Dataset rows
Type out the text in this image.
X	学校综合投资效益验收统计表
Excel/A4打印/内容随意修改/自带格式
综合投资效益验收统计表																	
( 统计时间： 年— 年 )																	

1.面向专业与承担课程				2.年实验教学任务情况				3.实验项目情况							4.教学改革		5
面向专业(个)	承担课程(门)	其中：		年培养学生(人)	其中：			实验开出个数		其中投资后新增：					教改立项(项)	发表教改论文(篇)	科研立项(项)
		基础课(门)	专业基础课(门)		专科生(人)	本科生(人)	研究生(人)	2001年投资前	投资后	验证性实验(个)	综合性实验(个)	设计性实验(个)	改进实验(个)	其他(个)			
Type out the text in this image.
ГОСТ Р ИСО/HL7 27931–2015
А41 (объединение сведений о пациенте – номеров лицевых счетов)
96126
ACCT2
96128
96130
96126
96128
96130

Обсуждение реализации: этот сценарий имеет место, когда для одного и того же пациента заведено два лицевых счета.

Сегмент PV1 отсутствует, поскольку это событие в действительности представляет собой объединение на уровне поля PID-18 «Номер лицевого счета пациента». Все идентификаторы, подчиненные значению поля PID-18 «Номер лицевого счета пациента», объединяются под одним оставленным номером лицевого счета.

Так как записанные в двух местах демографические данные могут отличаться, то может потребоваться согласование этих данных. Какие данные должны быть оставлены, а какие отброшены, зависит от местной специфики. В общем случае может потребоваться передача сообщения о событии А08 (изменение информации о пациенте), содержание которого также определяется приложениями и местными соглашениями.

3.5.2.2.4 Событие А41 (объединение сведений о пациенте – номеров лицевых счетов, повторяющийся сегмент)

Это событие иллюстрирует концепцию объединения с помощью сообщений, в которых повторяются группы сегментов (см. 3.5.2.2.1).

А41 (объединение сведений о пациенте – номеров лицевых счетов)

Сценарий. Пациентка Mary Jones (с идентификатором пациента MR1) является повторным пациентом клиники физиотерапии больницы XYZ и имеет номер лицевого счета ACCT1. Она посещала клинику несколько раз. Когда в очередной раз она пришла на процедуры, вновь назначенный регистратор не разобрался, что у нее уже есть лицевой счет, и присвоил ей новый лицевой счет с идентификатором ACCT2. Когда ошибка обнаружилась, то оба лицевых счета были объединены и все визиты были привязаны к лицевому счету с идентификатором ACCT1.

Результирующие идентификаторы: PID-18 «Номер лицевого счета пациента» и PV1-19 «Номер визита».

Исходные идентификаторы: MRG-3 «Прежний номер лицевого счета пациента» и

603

> DIRECTIONS FOR THIS TASK: The entries above must be returned in full, exactly as shown.

> SOLUTION TO THIS PROBLEM:
Type out the text in this image.
X	学校综合投资效益验收统计表
Excel/A4打印/内容随意修改/自带格式
综合投资效益验收统计表																	
( 统计时间： 年— 年 )																	

1.面向专业与承担课程				2.年实验教学任务情况				3.实验项目情况							4.教学改革		5
面向专业(个)	承担课程(门)	其中：		年培养学生(人)	其中：			实验开出个数		其中投资后新增：					教改立项(项)	发表教改论文(篇)	科研立项(项)
		基础课(门)	专业基础课(门)		专科生(人)	本科生(人)	研究生(人)	2001年投资前	投资后	验证性实验(个)	综合性实验(个)	设计性实验(个)	改进实验(个)	其他(个)			
Type out the text in this image.
ГОСТ Р ИСО/HL7 27931–2015
А41 (объединение сведений о пациенте – номеров лицевых счетов)
96126
ACCT2
96128
96130
96126
96128
96130

Обсуждение реализации: этот сценарий имеет место, когда для одного и того же пациента заведено два лицевых счета.

Сегмент PV1 отсутствует, поскольку это событие в действительности представляет собой объединение на уровне поля PID-18 «Номер лицевого счета пациента». Все идентификаторы, подчиненные значению поля PID-18 «Номер лицевого счета пациента», объединяются под одним оставленным номером лицевого счета.

Так как записанные в двух местах демографические данные могут отличаться, то может потребоваться согласование этих данных. Какие данные должны быть оставлены, а какие отброшены, зависит от местной специфики. В общем случае может потребоваться передача сообщения о событии А08 (изменение информации о пациенте), содержание которого также определяется приложениями и местными соглашениями.

3.5.2.2.4 Событие А41 (объединение сведений о пациенте – номеров лицевых счетов, повторяющийся сегмент)

Это событие иллюстрирует концепцию объединения с помощью сообщений, в которых повторяются группы сегментов (см. 3.5.2.2.1).

А41 (объединение сведений о пациенте – номеров лицевых счетов)

Сценарий. Пациентка Mary Jones (с идентификатором пациента MR1) является повторным пациентом клиники физиотерапии больницы XYZ и имеет номер лицевого счета ACCT1. Она посещала клинику несколько раз. Когда в очередной раз она пришла на процедуры, вновь назначенный регистратор не разобрался, что у нее уже есть лицевой счет, и присвоил ей новый лицевой счет с идентификатором ACCT2. Когда ошибка обнаружилась, то оба лицевых счета были объединены и все визиты были привязаны к лицевому счету с идентификатором ACCT1.

Результирующие идентификаторы: PID-18 «Номер лицевого счета пациента» и PV1-19 «Номер визита».

Исходные идентификаторы: MRG-3 «Прежний номер лицевого счета пациента» и

603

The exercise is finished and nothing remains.